**** Task material

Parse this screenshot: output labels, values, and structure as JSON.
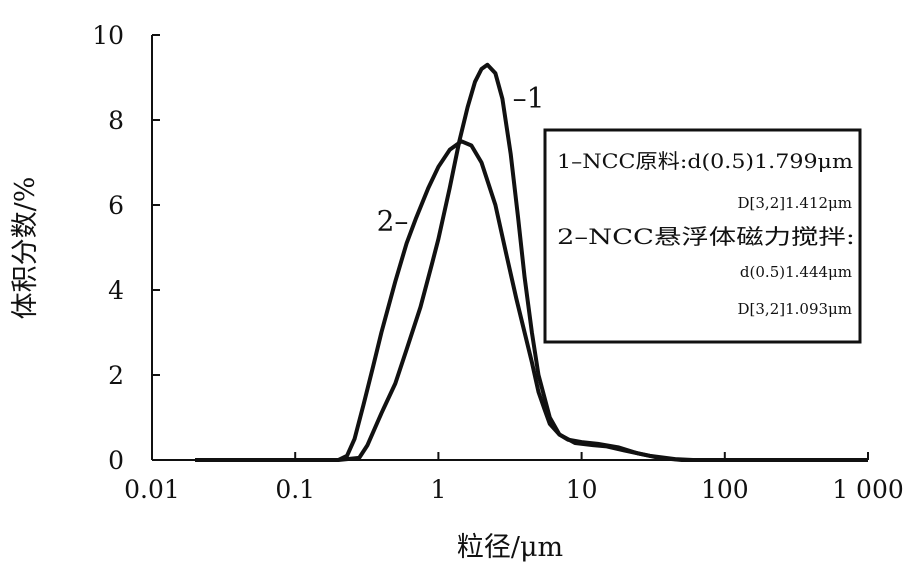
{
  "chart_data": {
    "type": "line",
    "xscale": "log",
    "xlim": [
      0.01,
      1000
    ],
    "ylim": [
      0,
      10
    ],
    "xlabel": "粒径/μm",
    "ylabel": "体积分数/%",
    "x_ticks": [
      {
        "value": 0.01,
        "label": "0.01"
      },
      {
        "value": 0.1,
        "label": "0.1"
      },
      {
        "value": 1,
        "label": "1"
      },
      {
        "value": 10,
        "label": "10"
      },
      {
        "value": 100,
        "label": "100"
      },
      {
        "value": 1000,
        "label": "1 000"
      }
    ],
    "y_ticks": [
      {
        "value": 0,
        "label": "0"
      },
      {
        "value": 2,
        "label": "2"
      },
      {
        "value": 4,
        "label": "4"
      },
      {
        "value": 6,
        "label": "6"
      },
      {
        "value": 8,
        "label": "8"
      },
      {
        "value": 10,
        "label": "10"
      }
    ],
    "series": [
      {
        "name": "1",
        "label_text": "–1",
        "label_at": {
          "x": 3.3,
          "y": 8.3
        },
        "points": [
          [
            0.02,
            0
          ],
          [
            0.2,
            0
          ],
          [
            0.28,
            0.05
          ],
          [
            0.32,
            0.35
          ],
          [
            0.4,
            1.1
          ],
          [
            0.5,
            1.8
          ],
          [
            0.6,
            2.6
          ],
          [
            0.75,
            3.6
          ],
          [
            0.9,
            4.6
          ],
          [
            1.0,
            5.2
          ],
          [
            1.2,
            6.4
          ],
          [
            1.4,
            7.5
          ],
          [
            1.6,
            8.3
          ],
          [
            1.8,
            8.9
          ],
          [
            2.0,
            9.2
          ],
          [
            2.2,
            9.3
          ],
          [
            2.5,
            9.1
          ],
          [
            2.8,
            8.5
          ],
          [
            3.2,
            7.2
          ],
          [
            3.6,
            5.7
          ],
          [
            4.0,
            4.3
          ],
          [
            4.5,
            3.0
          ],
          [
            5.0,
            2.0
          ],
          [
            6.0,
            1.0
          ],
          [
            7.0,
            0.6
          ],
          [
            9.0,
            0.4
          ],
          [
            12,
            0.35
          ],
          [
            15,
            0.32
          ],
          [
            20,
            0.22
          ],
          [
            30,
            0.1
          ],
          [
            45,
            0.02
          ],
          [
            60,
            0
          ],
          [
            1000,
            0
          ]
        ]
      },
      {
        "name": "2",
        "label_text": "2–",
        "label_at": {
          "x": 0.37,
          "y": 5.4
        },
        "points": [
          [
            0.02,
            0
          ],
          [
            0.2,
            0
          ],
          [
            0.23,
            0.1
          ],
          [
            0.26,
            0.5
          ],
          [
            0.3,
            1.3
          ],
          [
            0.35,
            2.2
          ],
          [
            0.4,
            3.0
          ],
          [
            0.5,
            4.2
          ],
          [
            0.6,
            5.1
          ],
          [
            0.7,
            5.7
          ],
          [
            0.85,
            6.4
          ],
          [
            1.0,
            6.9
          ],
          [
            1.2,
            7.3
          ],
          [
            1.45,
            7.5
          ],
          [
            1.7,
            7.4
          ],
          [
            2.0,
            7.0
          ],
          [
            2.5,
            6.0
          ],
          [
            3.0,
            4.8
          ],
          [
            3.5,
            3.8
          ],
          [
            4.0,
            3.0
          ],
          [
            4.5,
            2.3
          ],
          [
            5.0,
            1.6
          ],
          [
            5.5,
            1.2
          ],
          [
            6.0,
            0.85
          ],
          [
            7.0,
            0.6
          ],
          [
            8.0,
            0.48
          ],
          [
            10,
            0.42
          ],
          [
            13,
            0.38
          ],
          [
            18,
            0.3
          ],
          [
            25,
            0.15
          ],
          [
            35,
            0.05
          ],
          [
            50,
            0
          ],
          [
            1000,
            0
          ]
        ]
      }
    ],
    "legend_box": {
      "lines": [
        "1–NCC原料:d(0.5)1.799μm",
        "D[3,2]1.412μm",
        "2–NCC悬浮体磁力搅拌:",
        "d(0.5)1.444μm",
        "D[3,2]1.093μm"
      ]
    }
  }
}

********

Given instruction
Do not include images; quote all of the entries above exactly.

Reply
Parse this screenshot: output labels, values, and structure as JSON.
{
  "chart_data": {
    "type": "line",
    "xscale": "log",
    "xlim": [
      0.01,
      1000
    ],
    "ylim": [
      0,
      10
    ],
    "xlabel": "粒径/μm",
    "ylabel": "体积分数/%",
    "x_ticks": [
      {
        "value": 0.01,
        "label": "0.01"
      },
      {
        "value": 0.1,
        "label": "0.1"
      },
      {
        "value": 1,
        "label": "1"
      },
      {
        "value": 10,
        "label": "10"
      },
      {
        "value": 100,
        "label": "100"
      },
      {
        "value": 1000,
        "label": "1 000"
      }
    ],
    "y_ticks": [
      {
        "value": 0,
        "label": "0"
      },
      {
        "value": 2,
        "label": "2"
      },
      {
        "value": 4,
        "label": "4"
      },
      {
        "value": 6,
        "label": "6"
      },
      {
        "value": 8,
        "label": "8"
      },
      {
        "value": 10,
        "label": "10"
      }
    ],
    "series": [
      {
        "name": "1",
        "label_text": "–1",
        "label_at": {
          "x": 3.3,
          "y": 8.3
        },
        "points": [
          [
            0.02,
            0
          ],
          [
            0.2,
            0
          ],
          [
            0.28,
            0.05
          ],
          [
            0.32,
            0.35
          ],
          [
            0.4,
            1.1
          ],
          [
            0.5,
            1.8
          ],
          [
            0.6,
            2.6
          ],
          [
            0.75,
            3.6
          ],
          [
            0.9,
            4.6
          ],
          [
            1.0,
            5.2
          ],
          [
            1.2,
            6.4
          ],
          [
            1.4,
            7.5
          ],
          [
            1.6,
            8.3
          ],
          [
            1.8,
            8.9
          ],
          [
            2.0,
            9.2
          ],
          [
            2.2,
            9.3
          ],
          [
            2.5,
            9.1
          ],
          [
            2.8,
            8.5
          ],
          [
            3.2,
            7.2
          ],
          [
            3.6,
            5.7
          ],
          [
            4.0,
            4.3
          ],
          [
            4.5,
            3.0
          ],
          [
            5.0,
            2.0
          ],
          [
            6.0,
            1.0
          ],
          [
            7.0,
            0.6
          ],
          [
            9.0,
            0.4
          ],
          [
            12,
            0.35
          ],
          [
            15,
            0.32
          ],
          [
            20,
            0.22
          ],
          [
            30,
            0.1
          ],
          [
            45,
            0.02
          ],
          [
            60,
            0
          ],
          [
            1000,
            0
          ]
        ]
      },
      {
        "name": "2",
        "label_text": "2–",
        "label_at": {
          "x": 0.37,
          "y": 5.4
        },
        "points": [
          [
            0.02,
            0
          ],
          [
            0.2,
            0
          ],
          [
            0.23,
            0.1
          ],
          [
            0.26,
            0.5
          ],
          [
            0.3,
            1.3
          ],
          [
            0.35,
            2.2
          ],
          [
            0.4,
            3.0
          ],
          [
            0.5,
            4.2
          ],
          [
            0.6,
            5.1
          ],
          [
            0.7,
            5.7
          ],
          [
            0.85,
            6.4
          ],
          [
            1.0,
            6.9
          ],
          [
            1.2,
            7.3
          ],
          [
            1.45,
            7.5
          ],
          [
            1.7,
            7.4
          ],
          [
            2.0,
            7.0
          ],
          [
            2.5,
            6.0
          ],
          [
            3.0,
            4.8
          ],
          [
            3.5,
            3.8
          ],
          [
            4.0,
            3.0
          ],
          [
            4.5,
            2.3
          ],
          [
            5.0,
            1.6
          ],
          [
            5.5,
            1.2
          ],
          [
            6.0,
            0.85
          ],
          [
            7.0,
            0.6
          ],
          [
            8.0,
            0.48
          ],
          [
            10,
            0.42
          ],
          [
            13,
            0.38
          ],
          [
            18,
            0.3
          ],
          [
            25,
            0.15
          ],
          [
            35,
            0.05
          ],
          [
            50,
            0
          ],
          [
            1000,
            0
          ]
        ]
      }
    ],
    "legend_box": {
      "lines": [
        "1–NCC原料:d(0.5)1.799μm",
        "D[3,2]1.412μm",
        "2–NCC悬浮体磁力搅拌:",
        "d(0.5)1.444μm",
        "D[3,2]1.093μm"
      ]
    }
  }
}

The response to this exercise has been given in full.